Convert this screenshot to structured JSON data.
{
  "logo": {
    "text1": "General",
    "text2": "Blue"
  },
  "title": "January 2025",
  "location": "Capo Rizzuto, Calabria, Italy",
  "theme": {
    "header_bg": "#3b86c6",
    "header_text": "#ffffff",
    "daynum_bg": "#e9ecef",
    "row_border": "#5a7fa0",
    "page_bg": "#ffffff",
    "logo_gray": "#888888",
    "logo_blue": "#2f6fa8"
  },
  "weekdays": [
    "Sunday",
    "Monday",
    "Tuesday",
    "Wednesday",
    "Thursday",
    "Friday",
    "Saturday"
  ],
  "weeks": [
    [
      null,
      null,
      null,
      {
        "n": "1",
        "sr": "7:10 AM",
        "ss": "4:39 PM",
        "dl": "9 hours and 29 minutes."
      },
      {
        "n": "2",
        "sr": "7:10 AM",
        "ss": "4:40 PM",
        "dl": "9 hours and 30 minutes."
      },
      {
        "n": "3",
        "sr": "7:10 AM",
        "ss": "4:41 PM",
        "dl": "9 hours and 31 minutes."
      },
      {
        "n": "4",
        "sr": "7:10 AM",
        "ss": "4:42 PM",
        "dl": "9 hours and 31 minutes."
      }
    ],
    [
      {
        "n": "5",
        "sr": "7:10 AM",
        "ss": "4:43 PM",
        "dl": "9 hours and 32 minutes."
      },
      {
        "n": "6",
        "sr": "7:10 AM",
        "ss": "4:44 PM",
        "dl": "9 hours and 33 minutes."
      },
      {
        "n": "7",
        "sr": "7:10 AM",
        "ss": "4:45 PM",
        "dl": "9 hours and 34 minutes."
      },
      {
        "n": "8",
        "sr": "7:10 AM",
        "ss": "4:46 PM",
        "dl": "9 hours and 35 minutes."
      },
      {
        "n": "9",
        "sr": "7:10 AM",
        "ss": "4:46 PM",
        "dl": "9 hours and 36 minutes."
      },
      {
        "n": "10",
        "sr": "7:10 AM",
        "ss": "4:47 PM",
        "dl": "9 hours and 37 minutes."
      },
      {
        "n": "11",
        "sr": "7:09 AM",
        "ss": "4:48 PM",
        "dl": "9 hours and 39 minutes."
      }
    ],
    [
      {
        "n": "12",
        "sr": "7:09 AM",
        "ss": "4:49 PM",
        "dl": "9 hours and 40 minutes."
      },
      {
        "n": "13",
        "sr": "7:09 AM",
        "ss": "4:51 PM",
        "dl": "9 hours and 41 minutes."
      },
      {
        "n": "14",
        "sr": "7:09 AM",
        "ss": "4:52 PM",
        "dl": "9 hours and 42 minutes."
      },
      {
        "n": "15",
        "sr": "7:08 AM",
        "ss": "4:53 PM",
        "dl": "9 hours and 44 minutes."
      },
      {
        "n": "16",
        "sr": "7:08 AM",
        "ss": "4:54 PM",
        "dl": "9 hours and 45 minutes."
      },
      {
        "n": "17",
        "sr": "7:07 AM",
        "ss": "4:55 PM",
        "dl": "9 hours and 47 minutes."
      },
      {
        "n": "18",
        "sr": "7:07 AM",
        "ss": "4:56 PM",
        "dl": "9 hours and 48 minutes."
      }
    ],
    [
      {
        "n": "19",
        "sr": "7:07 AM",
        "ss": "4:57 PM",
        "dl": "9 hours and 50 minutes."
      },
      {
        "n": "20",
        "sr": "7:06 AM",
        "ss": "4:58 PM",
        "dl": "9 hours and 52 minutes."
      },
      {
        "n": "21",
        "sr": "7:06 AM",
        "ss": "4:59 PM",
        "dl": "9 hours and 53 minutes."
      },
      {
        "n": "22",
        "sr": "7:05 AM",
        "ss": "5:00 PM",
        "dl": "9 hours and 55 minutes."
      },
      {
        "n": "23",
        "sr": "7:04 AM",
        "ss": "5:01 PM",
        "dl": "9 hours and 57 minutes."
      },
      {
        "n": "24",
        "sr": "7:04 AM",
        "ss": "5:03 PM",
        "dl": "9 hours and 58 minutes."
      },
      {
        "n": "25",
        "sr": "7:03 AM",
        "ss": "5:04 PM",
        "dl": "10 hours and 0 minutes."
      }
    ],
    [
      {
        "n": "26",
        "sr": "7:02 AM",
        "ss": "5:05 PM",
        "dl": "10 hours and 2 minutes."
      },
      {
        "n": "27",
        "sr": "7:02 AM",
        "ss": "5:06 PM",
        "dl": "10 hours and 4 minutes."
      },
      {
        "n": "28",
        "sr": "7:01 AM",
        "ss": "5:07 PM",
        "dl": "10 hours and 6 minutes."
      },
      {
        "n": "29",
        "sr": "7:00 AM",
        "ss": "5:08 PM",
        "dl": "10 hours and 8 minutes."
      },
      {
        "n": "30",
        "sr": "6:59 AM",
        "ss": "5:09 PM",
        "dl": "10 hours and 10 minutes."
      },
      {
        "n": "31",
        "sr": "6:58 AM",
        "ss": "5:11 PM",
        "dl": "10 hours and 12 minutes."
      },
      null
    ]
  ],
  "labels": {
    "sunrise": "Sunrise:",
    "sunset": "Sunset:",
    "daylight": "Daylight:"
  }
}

§

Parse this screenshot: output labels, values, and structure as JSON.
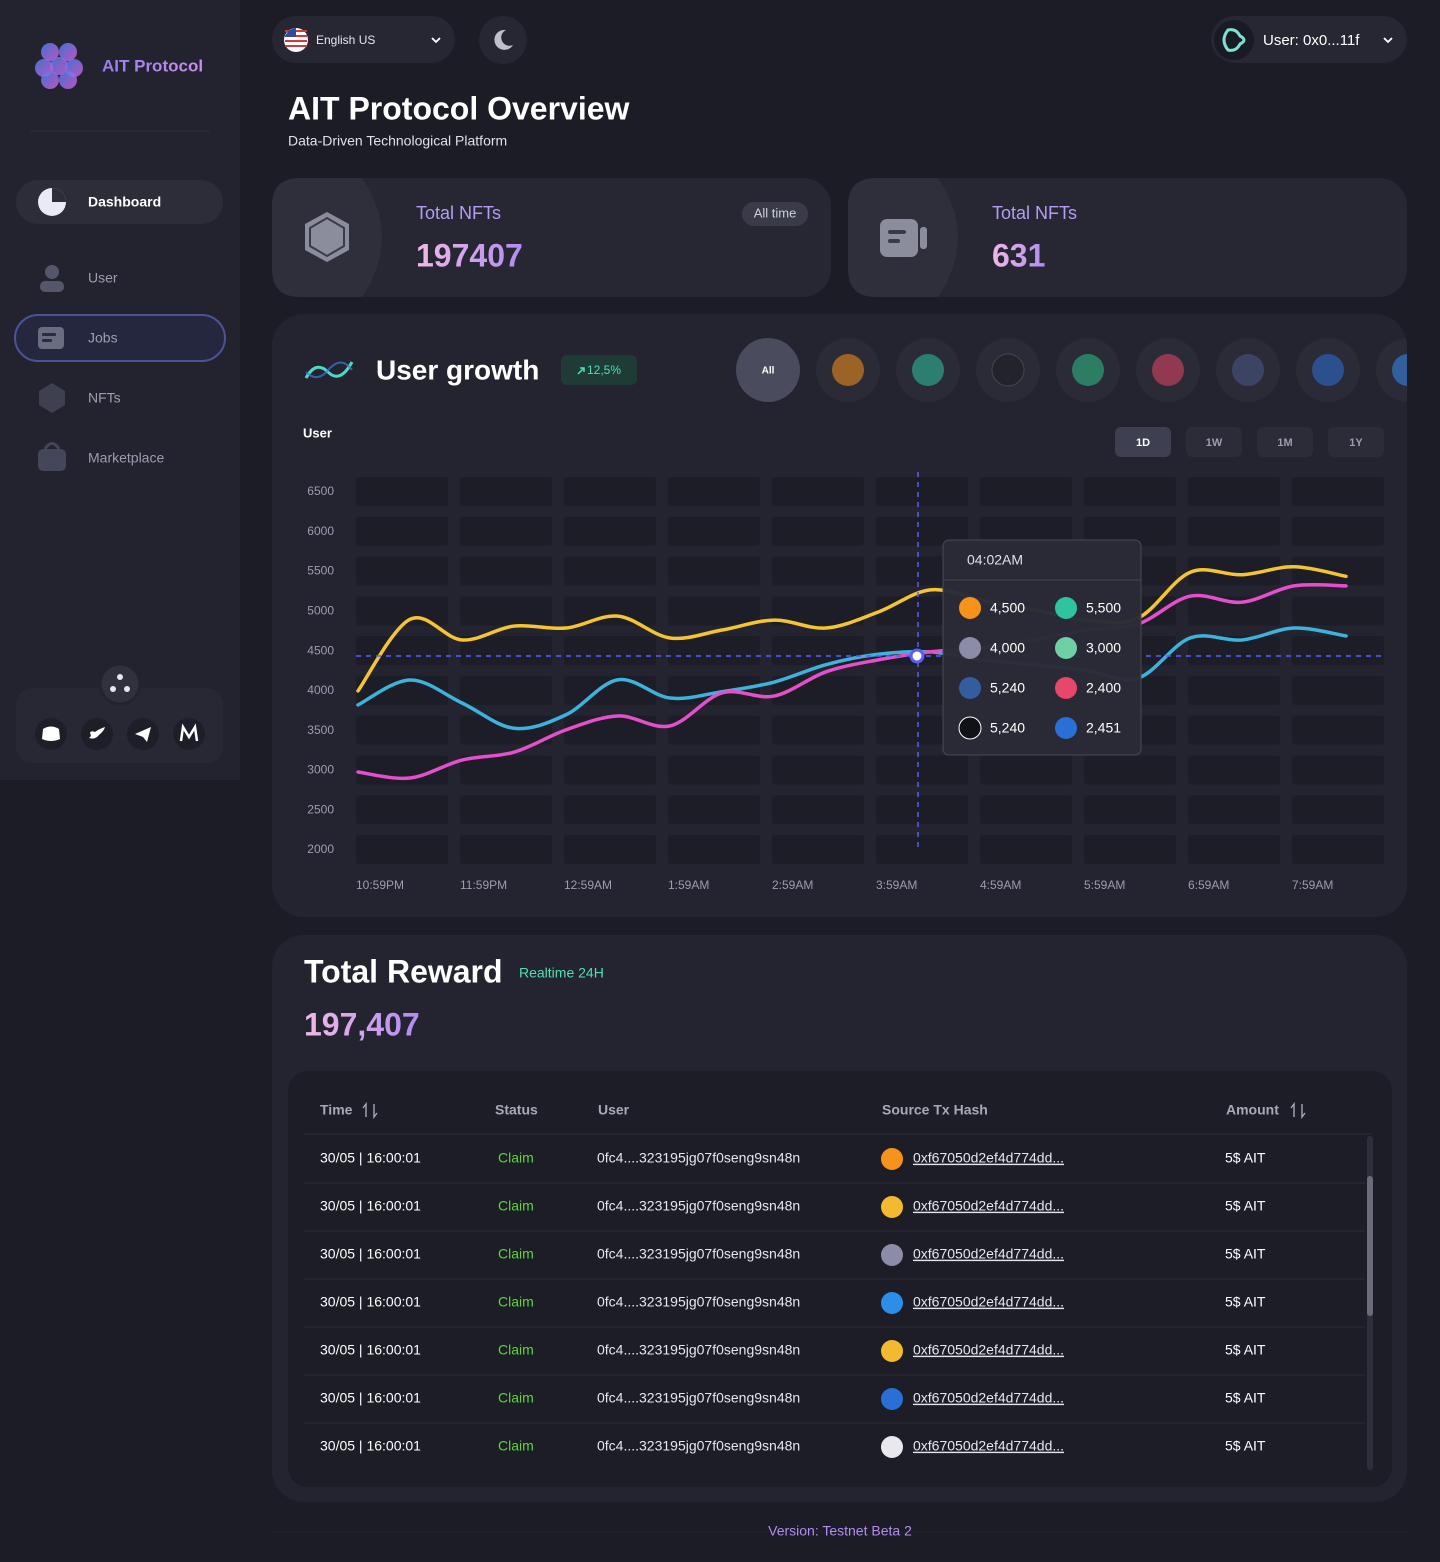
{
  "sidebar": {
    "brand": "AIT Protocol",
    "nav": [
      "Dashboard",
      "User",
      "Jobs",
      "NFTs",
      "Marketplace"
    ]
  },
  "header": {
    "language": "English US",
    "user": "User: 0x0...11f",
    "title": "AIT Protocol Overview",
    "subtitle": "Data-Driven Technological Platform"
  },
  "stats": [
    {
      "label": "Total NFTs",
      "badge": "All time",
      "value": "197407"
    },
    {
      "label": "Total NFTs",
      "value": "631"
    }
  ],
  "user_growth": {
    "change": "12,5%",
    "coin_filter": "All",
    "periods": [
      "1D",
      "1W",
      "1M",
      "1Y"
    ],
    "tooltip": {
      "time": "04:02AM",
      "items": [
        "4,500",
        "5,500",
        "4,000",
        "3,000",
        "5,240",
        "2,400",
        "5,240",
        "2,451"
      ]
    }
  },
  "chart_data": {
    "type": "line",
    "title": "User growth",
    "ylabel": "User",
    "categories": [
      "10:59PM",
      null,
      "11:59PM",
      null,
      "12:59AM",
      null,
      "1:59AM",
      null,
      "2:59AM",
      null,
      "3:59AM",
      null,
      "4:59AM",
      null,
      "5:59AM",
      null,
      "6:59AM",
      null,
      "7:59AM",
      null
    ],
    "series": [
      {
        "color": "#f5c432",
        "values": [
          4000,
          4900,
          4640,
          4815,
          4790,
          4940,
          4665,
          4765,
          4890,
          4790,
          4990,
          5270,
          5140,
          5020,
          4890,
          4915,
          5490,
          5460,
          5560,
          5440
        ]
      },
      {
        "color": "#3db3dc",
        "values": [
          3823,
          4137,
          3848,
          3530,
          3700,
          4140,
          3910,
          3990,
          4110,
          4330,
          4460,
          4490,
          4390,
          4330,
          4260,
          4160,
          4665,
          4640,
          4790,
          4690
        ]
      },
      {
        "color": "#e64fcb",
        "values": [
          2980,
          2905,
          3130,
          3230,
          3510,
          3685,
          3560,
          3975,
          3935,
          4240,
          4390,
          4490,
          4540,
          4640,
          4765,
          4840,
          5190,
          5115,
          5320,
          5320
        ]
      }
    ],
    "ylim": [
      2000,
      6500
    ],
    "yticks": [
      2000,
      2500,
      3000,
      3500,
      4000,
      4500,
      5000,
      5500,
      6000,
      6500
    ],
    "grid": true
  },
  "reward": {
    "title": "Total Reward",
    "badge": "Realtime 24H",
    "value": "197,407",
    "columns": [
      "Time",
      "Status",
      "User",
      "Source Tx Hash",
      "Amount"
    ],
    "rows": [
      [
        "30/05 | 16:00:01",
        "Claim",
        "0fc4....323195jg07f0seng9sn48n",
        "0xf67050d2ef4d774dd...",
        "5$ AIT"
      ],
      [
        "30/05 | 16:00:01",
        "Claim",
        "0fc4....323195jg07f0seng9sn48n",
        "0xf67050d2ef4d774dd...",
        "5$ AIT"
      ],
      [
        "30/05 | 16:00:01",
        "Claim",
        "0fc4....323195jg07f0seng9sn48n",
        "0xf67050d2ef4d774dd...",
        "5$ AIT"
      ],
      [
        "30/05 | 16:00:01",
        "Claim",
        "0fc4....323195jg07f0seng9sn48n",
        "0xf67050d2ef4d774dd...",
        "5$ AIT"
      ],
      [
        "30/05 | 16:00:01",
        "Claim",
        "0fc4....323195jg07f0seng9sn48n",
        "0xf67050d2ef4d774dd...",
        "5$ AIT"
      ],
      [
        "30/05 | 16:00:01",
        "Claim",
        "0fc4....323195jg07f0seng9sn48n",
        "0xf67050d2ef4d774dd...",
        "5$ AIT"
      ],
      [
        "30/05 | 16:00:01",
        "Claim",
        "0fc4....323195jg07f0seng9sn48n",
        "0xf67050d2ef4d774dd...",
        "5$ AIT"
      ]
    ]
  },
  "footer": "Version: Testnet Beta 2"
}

§

• [YOUR TASK] Write down the number of lines where the word "Protocol" appears, and nothing further.

• [RESPONSE TO THE TASK] 2